#### Your goal
Repeat every record below exactly as written.

Rows from a dataset
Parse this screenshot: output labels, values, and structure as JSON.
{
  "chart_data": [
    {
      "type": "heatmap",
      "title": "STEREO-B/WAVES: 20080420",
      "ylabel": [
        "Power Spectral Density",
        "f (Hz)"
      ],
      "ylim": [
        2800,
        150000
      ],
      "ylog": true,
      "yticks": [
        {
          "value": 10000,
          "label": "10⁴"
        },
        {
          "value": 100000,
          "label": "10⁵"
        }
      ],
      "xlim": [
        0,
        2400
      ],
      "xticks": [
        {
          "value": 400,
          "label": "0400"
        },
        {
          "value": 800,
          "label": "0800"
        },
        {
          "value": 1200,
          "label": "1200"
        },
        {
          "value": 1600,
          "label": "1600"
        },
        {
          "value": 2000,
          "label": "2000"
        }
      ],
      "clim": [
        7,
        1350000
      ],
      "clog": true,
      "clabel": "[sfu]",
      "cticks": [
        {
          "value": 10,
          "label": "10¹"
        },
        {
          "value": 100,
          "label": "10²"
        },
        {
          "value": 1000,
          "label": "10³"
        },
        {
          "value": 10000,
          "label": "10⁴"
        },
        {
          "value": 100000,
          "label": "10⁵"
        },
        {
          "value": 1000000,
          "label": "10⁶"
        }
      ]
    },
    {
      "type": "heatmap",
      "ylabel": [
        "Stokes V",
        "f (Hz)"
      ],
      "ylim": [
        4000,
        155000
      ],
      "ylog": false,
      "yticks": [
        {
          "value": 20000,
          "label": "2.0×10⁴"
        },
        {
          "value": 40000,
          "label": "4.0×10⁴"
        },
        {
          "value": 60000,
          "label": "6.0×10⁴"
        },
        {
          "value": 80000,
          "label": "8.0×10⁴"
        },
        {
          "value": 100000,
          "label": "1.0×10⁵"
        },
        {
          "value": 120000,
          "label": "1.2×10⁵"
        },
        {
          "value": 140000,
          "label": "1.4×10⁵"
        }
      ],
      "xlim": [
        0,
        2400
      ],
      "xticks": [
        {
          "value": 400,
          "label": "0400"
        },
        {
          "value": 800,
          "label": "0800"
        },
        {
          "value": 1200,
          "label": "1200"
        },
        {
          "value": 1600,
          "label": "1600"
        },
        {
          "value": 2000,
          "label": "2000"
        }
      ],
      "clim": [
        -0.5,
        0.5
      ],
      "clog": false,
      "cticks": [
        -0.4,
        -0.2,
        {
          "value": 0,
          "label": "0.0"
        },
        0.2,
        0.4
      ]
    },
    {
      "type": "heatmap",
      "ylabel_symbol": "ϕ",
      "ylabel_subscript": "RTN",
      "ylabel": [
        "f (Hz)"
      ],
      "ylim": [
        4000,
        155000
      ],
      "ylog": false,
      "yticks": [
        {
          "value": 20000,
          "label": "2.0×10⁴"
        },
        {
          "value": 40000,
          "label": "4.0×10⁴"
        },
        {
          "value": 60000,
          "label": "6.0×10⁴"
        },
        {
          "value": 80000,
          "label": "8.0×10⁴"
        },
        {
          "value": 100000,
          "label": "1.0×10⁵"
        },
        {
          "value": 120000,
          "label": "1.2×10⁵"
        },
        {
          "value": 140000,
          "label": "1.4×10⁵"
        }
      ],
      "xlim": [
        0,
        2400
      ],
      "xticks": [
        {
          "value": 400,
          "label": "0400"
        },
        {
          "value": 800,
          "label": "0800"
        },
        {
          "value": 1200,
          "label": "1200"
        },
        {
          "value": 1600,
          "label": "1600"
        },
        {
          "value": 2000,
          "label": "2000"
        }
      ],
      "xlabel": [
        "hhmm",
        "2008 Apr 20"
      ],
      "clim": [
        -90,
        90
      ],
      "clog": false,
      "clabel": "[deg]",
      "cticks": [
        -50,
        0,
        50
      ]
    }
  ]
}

#### Completed exercise
Parse this screenshot: output labels, values, and structure as JSON.
{
  "chart_data": [
    {
      "type": "heatmap",
      "title": "STEREO-B/WAVES: 20080420",
      "ylabel": [
        "Power Spectral Density",
        "f (Hz)"
      ],
      "ylim": [
        2800,
        150000
      ],
      "ylog": true,
      "yticks": [
        {
          "value": 10000,
          "label": "10⁴"
        },
        {
          "value": 100000,
          "label": "10⁵"
        }
      ],
      "xlim": [
        0,
        2400
      ],
      "xticks": [
        {
          "value": 400,
          "label": "0400"
        },
        {
          "value": 800,
          "label": "0800"
        },
        {
          "value": 1200,
          "label": "1200"
        },
        {
          "value": 1600,
          "label": "1600"
        },
        {
          "value": 2000,
          "label": "2000"
        }
      ],
      "clim": [
        7,
        1350000
      ],
      "clog": true,
      "clabel": "[sfu]",
      "cticks": [
        {
          "value": 10,
          "label": "10¹"
        },
        {
          "value": 100,
          "label": "10²"
        },
        {
          "value": 1000,
          "label": "10³"
        },
        {
          "value": 10000,
          "label": "10⁴"
        },
        {
          "value": 100000,
          "label": "10⁵"
        },
        {
          "value": 1000000,
          "label": "10⁶"
        }
      ]
    },
    {
      "type": "heatmap",
      "ylabel": [
        "Stokes V",
        "f (Hz)"
      ],
      "ylim": [
        4000,
        155000
      ],
      "ylog": false,
      "yticks": [
        {
          "value": 20000,
          "label": "2.0×10⁴"
        },
        {
          "value": 40000,
          "label": "4.0×10⁴"
        },
        {
          "value": 60000,
          "label": "6.0×10⁴"
        },
        {
          "value": 80000,
          "label": "8.0×10⁴"
        },
        {
          "value": 100000,
          "label": "1.0×10⁵"
        },
        {
          "value": 120000,
          "label": "1.2×10⁵"
        },
        {
          "value": 140000,
          "label": "1.4×10⁵"
        }
      ],
      "xlim": [
        0,
        2400
      ],
      "xticks": [
        {
          "value": 400,
          "label": "0400"
        },
        {
          "value": 800,
          "label": "0800"
        },
        {
          "value": 1200,
          "label": "1200"
        },
        {
          "value": 1600,
          "label": "1600"
        },
        {
          "value": 2000,
          "label": "2000"
        }
      ],
      "clim": [
        -0.5,
        0.5
      ],
      "clog": false,
      "cticks": [
        -0.4,
        -0.2,
        {
          "value": 0,
          "label": "0.0"
        },
        0.2,
        0.4
      ]
    },
    {
      "type": "heatmap",
      "ylabel_symbol": "ϕ",
      "ylabel_subscript": "RTN",
      "ylabel": [
        "f (Hz)"
      ],
      "ylim": [
        4000,
        155000
      ],
      "ylog": false,
      "yticks": [
        {
          "value": 20000,
          "label": "2.0×10⁴"
        },
        {
          "value": 40000,
          "label": "4.0×10⁴"
        },
        {
          "value": 60000,
          "label": "6.0×10⁴"
        },
        {
          "value": 80000,
          "label": "8.0×10⁴"
        },
        {
          "value": 100000,
          "label": "1.0×10⁵"
        },
        {
          "value": 120000,
          "label": "1.2×10⁵"
        },
        {
          "value": 140000,
          "label": "1.4×10⁵"
        }
      ],
      "xlim": [
        0,
        2400
      ],
      "xticks": [
        {
          "value": 400,
          "label": "0400"
        },
        {
          "value": 800,
          "label": "0800"
        },
        {
          "value": 1200,
          "label": "1200"
        },
        {
          "value": 1600,
          "label": "1600"
        },
        {
          "value": 2000,
          "label": "2000"
        }
      ],
      "xlabel": [
        "hhmm",
        "2008 Apr 20"
      ],
      "clim": [
        -90,
        90
      ],
      "clog": false,
      "clabel": "[deg]",
      "cticks": [
        -50,
        0,
        50
      ]
    }
  ]
}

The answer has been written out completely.